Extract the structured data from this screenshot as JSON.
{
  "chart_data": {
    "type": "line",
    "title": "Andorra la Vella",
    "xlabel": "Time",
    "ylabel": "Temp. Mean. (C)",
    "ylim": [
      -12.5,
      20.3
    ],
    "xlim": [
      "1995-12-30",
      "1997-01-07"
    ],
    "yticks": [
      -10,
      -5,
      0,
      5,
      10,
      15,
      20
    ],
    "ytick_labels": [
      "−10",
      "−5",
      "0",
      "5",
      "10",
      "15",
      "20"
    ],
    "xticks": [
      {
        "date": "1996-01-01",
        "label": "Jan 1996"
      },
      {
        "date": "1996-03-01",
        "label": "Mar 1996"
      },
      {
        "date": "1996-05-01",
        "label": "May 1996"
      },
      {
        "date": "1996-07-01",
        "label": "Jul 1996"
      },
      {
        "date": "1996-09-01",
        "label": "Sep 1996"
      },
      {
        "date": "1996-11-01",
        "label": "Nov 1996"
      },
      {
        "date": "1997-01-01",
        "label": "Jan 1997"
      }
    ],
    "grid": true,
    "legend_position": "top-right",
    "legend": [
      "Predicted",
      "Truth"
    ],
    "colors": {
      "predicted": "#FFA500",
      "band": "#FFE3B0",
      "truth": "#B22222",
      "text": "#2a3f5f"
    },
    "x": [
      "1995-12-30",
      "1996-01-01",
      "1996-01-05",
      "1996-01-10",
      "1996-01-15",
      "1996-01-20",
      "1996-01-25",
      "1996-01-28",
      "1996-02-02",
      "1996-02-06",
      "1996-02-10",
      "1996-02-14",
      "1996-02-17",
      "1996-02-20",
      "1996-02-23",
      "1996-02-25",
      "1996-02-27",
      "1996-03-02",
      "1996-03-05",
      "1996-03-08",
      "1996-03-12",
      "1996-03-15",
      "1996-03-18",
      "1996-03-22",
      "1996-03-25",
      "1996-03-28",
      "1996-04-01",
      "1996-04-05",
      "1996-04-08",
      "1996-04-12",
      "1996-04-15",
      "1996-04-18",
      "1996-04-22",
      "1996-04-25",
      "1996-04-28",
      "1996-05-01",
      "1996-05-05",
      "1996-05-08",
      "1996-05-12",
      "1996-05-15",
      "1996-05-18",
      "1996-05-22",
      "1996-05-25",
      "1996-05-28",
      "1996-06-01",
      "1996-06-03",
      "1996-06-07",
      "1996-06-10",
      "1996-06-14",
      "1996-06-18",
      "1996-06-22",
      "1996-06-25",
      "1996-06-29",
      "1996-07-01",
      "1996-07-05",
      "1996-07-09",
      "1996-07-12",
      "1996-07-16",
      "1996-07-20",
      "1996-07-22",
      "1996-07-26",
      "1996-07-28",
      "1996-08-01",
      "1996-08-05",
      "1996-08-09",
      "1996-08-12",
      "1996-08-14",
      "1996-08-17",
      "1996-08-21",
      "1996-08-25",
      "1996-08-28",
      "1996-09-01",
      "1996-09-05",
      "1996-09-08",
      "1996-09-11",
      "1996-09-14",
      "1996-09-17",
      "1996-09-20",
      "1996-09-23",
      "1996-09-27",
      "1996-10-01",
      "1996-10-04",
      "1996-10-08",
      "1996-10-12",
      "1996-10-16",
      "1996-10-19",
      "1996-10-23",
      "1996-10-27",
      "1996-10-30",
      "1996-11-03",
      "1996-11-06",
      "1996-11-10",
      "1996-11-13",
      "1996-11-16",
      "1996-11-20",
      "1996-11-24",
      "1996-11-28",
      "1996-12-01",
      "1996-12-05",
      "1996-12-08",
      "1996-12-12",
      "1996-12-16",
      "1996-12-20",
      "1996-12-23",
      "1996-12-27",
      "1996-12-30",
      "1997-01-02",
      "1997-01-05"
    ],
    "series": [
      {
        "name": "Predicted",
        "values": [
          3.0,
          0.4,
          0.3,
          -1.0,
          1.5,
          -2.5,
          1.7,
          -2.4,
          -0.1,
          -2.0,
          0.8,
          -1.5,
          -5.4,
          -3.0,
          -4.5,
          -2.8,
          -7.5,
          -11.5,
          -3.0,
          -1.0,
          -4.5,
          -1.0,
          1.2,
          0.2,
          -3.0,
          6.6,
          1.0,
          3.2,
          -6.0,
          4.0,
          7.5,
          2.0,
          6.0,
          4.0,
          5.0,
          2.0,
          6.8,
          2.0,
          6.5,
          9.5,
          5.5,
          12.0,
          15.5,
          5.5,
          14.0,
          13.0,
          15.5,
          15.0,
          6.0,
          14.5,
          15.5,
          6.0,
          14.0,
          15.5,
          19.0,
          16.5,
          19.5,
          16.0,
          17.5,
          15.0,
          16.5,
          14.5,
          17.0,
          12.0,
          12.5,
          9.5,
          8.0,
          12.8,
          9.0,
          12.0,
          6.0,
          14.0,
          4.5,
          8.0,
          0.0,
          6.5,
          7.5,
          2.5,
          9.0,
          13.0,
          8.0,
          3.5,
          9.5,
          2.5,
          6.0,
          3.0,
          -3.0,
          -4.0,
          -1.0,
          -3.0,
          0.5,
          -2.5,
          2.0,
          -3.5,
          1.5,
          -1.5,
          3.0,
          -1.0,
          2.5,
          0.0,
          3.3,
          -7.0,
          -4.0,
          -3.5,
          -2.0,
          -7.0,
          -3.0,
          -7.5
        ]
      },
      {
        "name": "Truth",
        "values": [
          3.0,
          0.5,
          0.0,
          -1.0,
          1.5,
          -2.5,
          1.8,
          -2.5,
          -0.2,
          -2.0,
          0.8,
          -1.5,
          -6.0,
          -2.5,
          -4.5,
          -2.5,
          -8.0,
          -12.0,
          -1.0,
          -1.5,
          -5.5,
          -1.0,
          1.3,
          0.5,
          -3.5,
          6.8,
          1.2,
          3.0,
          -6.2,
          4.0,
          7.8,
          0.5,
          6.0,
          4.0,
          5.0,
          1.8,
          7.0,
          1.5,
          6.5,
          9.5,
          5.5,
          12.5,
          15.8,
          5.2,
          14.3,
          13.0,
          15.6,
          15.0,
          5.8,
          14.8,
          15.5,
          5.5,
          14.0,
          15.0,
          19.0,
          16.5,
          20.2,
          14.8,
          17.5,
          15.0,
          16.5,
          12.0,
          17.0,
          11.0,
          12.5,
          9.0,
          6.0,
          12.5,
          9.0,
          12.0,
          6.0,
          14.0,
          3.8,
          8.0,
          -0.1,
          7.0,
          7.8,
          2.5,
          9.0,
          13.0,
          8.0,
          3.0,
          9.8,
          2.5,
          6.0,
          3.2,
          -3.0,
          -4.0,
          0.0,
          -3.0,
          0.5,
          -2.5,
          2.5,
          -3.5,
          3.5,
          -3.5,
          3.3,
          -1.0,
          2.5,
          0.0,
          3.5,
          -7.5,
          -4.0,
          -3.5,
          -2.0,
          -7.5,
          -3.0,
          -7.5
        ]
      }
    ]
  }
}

+ + + +

[PROBLEM DETAILS]: Output all of the data again, exactly.

[FINISHED TASK]:
Extract the structured data from this screenshot as JSON.
{
  "chart_data": {
    "type": "line",
    "title": "Andorra la Vella",
    "xlabel": "Time",
    "ylabel": "Temp. Mean. (C)",
    "ylim": [
      -12.5,
      20.3
    ],
    "xlim": [
      "1995-12-30",
      "1997-01-07"
    ],
    "yticks": [
      -10,
      -5,
      0,
      5,
      10,
      15,
      20
    ],
    "ytick_labels": [
      "−10",
      "−5",
      "0",
      "5",
      "10",
      "15",
      "20"
    ],
    "xticks": [
      {
        "date": "1996-01-01",
        "label": "Jan 1996"
      },
      {
        "date": "1996-03-01",
        "label": "Mar 1996"
      },
      {
        "date": "1996-05-01",
        "label": "May 1996"
      },
      {
        "date": "1996-07-01",
        "label": "Jul 1996"
      },
      {
        "date": "1996-09-01",
        "label": "Sep 1996"
      },
      {
        "date": "1996-11-01",
        "label": "Nov 1996"
      },
      {
        "date": "1997-01-01",
        "label": "Jan 1997"
      }
    ],
    "grid": true,
    "legend_position": "top-right",
    "legend": [
      "Predicted",
      "Truth"
    ],
    "colors": {
      "predicted": "#FFA500",
      "band": "#FFE3B0",
      "truth": "#B22222",
      "text": "#2a3f5f"
    },
    "x": [
      "1995-12-30",
      "1996-01-01",
      "1996-01-05",
      "1996-01-10",
      "1996-01-15",
      "1996-01-20",
      "1996-01-25",
      "1996-01-28",
      "1996-02-02",
      "1996-02-06",
      "1996-02-10",
      "1996-02-14",
      "1996-02-17",
      "1996-02-20",
      "1996-02-23",
      "1996-02-25",
      "1996-02-27",
      "1996-03-02",
      "1996-03-05",
      "1996-03-08",
      "1996-03-12",
      "1996-03-15",
      "1996-03-18",
      "1996-03-22",
      "1996-03-25",
      "1996-03-28",
      "1996-04-01",
      "1996-04-05",
      "1996-04-08",
      "1996-04-12",
      "1996-04-15",
      "1996-04-18",
      "1996-04-22",
      "1996-04-25",
      "1996-04-28",
      "1996-05-01",
      "1996-05-05",
      "1996-05-08",
      "1996-05-12",
      "1996-05-15",
      "1996-05-18",
      "1996-05-22",
      "1996-05-25",
      "1996-05-28",
      "1996-06-01",
      "1996-06-03",
      "1996-06-07",
      "1996-06-10",
      "1996-06-14",
      "1996-06-18",
      "1996-06-22",
      "1996-06-25",
      "1996-06-29",
      "1996-07-01",
      "1996-07-05",
      "1996-07-09",
      "1996-07-12",
      "1996-07-16",
      "1996-07-20",
      "1996-07-22",
      "1996-07-26",
      "1996-07-28",
      "1996-08-01",
      "1996-08-05",
      "1996-08-09",
      "1996-08-12",
      "1996-08-14",
      "1996-08-17",
      "1996-08-21",
      "1996-08-25",
      "1996-08-28",
      "1996-09-01",
      "1996-09-05",
      "1996-09-08",
      "1996-09-11",
      "1996-09-14",
      "1996-09-17",
      "1996-09-20",
      "1996-09-23",
      "1996-09-27",
      "1996-10-01",
      "1996-10-04",
      "1996-10-08",
      "1996-10-12",
      "1996-10-16",
      "1996-10-19",
      "1996-10-23",
      "1996-10-27",
      "1996-10-30",
      "1996-11-03",
      "1996-11-06",
      "1996-11-10",
      "1996-11-13",
      "1996-11-16",
      "1996-11-20",
      "1996-11-24",
      "1996-11-28",
      "1996-12-01",
      "1996-12-05",
      "1996-12-08",
      "1996-12-12",
      "1996-12-16",
      "1996-12-20",
      "1996-12-23",
      "1996-12-27",
      "1996-12-30",
      "1997-01-02",
      "1997-01-05"
    ],
    "series": [
      {
        "name": "Predicted",
        "values": [
          3.0,
          0.4,
          0.3,
          -1.0,
          1.5,
          -2.5,
          1.7,
          -2.4,
          -0.1,
          -2.0,
          0.8,
          -1.5,
          -5.4,
          -3.0,
          -4.5,
          -2.8,
          -7.5,
          -11.5,
          -3.0,
          -1.0,
          -4.5,
          -1.0,
          1.2,
          0.2,
          -3.0,
          6.6,
          1.0,
          3.2,
          -6.0,
          4.0,
          7.5,
          2.0,
          6.0,
          4.0,
          5.0,
          2.0,
          6.8,
          2.0,
          6.5,
          9.5,
          5.5,
          12.0,
          15.5,
          5.5,
          14.0,
          13.0,
          15.5,
          15.0,
          6.0,
          14.5,
          15.5,
          6.0,
          14.0,
          15.5,
          19.0,
          16.5,
          19.5,
          16.0,
          17.5,
          15.0,
          16.5,
          14.5,
          17.0,
          12.0,
          12.5,
          9.5,
          8.0,
          12.8,
          9.0,
          12.0,
          6.0,
          14.0,
          4.5,
          8.0,
          0.0,
          6.5,
          7.5,
          2.5,
          9.0,
          13.0,
          8.0,
          3.5,
          9.5,
          2.5,
          6.0,
          3.0,
          -3.0,
          -4.0,
          -1.0,
          -3.0,
          0.5,
          -2.5,
          2.0,
          -3.5,
          1.5,
          -1.5,
          3.0,
          -1.0,
          2.5,
          0.0,
          3.3,
          -7.0,
          -4.0,
          -3.5,
          -2.0,
          -7.0,
          -3.0,
          -7.5
        ]
      },
      {
        "name": "Truth",
        "values": [
          3.0,
          0.5,
          0.0,
          -1.0,
          1.5,
          -2.5,
          1.8,
          -2.5,
          -0.2,
          -2.0,
          0.8,
          -1.5,
          -6.0,
          -2.5,
          -4.5,
          -2.5,
          -8.0,
          -12.0,
          -1.0,
          -1.5,
          -5.5,
          -1.0,
          1.3,
          0.5,
          -3.5,
          6.8,
          1.2,
          3.0,
          -6.2,
          4.0,
          7.8,
          0.5,
          6.0,
          4.0,
          5.0,
          1.8,
          7.0,
          1.5,
          6.5,
          9.5,
          5.5,
          12.5,
          15.8,
          5.2,
          14.3,
          13.0,
          15.6,
          15.0,
          5.8,
          14.8,
          15.5,
          5.5,
          14.0,
          15.0,
          19.0,
          16.5,
          20.2,
          14.8,
          17.5,
          15.0,
          16.5,
          12.0,
          17.0,
          11.0,
          12.5,
          9.0,
          6.0,
          12.5,
          9.0,
          12.0,
          6.0,
          14.0,
          3.8,
          8.0,
          -0.1,
          7.0,
          7.8,
          2.5,
          9.0,
          13.0,
          8.0,
          3.0,
          9.8,
          2.5,
          6.0,
          3.2,
          -3.0,
          -4.0,
          0.0,
          -3.0,
          0.5,
          -2.5,
          2.5,
          -3.5,
          3.5,
          -3.5,
          3.3,
          -1.0,
          2.5,
          0.0,
          3.5,
          -7.5,
          -4.0,
          -3.5,
          -2.0,
          -7.5,
          -3.0,
          -7.5
        ]
      }
    ]
  }
}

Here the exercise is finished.